:: Exercise instructions ::
Print, exactly and completely, every entry in the data.

:: Items ::
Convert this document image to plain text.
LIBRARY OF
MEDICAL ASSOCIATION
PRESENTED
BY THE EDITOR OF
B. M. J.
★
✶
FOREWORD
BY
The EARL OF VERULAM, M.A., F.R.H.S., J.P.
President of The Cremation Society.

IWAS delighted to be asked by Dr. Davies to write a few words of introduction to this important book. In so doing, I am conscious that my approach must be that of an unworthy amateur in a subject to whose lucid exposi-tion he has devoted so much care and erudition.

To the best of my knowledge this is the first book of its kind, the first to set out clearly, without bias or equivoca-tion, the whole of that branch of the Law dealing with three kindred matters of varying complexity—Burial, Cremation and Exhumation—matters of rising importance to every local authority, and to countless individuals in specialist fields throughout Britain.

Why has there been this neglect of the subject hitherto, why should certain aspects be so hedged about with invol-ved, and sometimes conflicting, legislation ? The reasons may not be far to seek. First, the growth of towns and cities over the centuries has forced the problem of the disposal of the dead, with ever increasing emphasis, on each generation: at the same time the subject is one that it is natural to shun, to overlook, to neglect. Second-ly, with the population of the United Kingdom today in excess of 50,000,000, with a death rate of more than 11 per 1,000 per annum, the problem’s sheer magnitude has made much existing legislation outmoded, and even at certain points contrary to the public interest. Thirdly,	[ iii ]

:: Output of the task ::
Convert this document image to plain text.
LIBRARY OF
MEDICAL ASSOCIATION
PRESENTED
BY THE EDITOR OF
B. M. J.
★
✶
FOREWORD
BY
The EARL OF VERULAM, M.A., F.R.H.S., J.P.
President of The Cremation Society.

IWAS delighted to be asked by Dr. Davies to write a few words of introduction to this important book. In so doing, I am conscious that my approach must be that of an unworthy amateur in a subject to whose lucid exposi-tion he has devoted so much care and erudition.

To the best of my knowledge this is the first book of its kind, the first to set out clearly, without bias or equivoca-tion, the whole of that branch of the Law dealing with three kindred matters of varying complexity—Burial, Cremation and Exhumation—matters of rising importance to every local authority, and to countless individuals in specialist fields throughout Britain.

Why has there been this neglect of the subject hitherto, why should certain aspects be so hedged about with invol-ved, and sometimes conflicting, legislation ? The reasons may not be far to seek. First, the growth of towns and cities over the centuries has forced the problem of the disposal of the dead, with ever increasing emphasis, on each generation: at the same time the subject is one that it is natural to shun, to overlook, to neglect. Second-ly, with the population of the United Kingdom today in excess of 50,000,000, with a death rate of more than 11 per 1,000 per annum, the problem’s sheer magnitude has made much existing legislation outmoded, and even at certain points contrary to the public interest. Thirdly,	[ iii ]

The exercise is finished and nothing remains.